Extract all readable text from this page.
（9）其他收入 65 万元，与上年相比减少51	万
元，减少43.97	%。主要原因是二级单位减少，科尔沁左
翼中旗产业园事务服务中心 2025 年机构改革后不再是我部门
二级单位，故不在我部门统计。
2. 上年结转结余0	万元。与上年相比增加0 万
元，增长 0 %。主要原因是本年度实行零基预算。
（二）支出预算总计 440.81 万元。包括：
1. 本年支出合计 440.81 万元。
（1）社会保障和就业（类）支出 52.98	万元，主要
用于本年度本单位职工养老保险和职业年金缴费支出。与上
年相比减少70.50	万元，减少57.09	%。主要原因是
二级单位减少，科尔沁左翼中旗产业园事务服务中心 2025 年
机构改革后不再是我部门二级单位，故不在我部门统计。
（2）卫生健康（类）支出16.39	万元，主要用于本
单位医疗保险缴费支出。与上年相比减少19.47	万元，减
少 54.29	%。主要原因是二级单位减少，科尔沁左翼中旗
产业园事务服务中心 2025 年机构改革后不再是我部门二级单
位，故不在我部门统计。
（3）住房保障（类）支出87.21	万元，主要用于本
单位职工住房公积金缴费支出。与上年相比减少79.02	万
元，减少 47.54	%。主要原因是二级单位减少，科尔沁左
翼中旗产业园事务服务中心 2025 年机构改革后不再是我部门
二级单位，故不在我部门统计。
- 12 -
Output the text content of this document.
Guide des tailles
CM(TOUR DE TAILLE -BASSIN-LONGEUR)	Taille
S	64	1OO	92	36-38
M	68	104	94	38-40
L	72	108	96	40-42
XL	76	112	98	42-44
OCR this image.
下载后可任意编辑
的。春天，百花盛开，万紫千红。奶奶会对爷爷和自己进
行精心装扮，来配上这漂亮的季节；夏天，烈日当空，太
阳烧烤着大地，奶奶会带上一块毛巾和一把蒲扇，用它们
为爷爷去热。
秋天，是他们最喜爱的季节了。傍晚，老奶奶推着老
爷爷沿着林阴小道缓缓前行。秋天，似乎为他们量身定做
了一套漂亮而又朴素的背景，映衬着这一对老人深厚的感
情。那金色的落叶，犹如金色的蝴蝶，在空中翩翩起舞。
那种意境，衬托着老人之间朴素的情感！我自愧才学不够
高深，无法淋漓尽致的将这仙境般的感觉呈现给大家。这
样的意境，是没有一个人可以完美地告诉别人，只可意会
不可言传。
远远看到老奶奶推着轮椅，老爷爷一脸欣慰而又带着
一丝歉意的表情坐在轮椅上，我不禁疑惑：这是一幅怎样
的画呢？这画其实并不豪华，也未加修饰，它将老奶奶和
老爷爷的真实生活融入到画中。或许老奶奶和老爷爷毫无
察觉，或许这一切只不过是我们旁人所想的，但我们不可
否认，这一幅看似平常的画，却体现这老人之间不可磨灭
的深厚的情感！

————

- _PROBLEM DESCRIPTION_
Each line containing the word "主要用于本" counts once; say how many such lines there are, giving only the number.

- _WORKED SOLUTION_
2